*Work to do*
Look below. Copy each line that has "Taupunkt" in it.

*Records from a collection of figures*

==================================================

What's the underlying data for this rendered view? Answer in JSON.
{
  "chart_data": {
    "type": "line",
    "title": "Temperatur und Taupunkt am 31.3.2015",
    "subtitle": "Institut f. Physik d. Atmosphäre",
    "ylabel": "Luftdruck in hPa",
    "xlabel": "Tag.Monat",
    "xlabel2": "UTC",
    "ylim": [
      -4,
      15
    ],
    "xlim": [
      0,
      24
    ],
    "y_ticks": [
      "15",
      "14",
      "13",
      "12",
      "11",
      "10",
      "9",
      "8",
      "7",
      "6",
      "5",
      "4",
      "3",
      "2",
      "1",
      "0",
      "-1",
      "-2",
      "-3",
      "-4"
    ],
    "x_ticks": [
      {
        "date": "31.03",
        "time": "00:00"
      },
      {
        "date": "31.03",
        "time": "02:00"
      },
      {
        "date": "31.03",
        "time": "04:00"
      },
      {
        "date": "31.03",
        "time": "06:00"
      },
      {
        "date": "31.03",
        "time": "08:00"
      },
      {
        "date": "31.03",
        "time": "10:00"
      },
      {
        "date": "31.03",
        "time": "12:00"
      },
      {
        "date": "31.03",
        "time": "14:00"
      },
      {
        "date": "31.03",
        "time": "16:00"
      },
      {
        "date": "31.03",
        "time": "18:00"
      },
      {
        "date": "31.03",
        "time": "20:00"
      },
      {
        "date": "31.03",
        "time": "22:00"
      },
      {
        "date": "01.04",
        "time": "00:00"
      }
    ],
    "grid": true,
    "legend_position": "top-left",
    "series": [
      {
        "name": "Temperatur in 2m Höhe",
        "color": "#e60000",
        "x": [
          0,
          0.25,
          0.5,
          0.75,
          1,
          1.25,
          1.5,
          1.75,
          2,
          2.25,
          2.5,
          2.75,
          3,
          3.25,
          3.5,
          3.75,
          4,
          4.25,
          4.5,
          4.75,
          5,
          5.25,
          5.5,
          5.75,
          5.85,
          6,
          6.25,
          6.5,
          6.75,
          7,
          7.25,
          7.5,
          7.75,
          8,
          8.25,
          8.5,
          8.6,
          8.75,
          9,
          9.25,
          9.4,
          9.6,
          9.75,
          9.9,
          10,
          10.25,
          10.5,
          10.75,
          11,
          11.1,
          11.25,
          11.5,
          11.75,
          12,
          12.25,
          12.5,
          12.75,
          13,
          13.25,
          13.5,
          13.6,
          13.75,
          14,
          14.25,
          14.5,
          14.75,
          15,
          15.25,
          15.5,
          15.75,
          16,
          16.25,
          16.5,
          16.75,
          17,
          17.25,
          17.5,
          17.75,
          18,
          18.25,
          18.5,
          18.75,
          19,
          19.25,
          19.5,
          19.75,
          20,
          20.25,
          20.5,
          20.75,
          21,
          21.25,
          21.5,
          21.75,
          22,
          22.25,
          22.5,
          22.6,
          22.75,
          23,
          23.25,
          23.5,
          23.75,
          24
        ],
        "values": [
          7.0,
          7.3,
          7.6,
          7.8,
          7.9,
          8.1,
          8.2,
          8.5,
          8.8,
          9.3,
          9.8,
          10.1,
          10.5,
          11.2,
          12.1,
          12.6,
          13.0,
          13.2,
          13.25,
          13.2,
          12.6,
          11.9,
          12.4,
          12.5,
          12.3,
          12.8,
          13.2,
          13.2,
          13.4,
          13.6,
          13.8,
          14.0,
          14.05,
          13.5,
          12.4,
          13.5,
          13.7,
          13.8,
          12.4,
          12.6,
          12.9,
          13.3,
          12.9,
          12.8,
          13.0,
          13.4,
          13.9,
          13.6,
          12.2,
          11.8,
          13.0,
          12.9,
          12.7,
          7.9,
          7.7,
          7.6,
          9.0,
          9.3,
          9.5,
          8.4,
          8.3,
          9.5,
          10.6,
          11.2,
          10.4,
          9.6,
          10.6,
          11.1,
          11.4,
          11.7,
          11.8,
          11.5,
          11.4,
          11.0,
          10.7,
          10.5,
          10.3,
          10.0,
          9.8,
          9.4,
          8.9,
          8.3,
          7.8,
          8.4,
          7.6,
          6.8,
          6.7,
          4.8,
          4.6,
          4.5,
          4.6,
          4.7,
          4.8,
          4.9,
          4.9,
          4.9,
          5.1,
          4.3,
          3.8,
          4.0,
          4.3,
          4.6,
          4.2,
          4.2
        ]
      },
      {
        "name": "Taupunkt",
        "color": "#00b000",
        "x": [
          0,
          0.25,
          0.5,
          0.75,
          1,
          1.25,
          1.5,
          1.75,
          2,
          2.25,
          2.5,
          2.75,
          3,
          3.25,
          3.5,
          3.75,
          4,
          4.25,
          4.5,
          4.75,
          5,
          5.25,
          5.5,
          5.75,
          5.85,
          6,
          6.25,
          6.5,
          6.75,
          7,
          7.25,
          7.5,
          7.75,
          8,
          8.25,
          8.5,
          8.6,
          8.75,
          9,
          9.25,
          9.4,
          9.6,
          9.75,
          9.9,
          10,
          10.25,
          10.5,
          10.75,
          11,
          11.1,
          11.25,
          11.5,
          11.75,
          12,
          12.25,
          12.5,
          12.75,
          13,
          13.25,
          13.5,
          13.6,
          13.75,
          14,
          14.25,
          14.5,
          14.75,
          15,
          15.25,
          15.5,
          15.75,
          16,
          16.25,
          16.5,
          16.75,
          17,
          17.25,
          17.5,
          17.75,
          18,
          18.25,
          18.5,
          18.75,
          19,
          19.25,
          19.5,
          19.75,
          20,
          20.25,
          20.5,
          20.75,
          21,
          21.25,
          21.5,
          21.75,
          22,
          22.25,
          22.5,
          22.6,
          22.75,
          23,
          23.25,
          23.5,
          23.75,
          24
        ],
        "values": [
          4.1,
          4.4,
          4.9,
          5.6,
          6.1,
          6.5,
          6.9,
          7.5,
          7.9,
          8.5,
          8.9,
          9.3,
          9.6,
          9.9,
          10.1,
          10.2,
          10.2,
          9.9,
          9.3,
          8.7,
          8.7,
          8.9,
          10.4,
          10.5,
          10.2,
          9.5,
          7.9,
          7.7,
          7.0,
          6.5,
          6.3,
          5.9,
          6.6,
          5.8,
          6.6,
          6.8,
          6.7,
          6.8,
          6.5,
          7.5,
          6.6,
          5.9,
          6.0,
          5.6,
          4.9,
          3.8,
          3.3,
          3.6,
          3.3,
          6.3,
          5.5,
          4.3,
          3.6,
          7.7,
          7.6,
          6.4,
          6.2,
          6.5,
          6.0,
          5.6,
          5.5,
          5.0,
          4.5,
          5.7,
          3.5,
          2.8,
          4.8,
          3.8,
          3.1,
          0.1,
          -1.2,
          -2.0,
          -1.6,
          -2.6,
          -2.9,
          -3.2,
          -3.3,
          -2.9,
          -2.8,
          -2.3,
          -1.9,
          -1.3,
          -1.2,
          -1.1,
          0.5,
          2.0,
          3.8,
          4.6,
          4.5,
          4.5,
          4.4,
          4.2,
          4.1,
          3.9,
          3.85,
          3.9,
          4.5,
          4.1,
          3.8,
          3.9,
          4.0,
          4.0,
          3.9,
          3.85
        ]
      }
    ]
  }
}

==================================================

*Correct response*
    "title": "Temperatur und Taupunkt am 31.3.2015",
        "name": "Taupunkt",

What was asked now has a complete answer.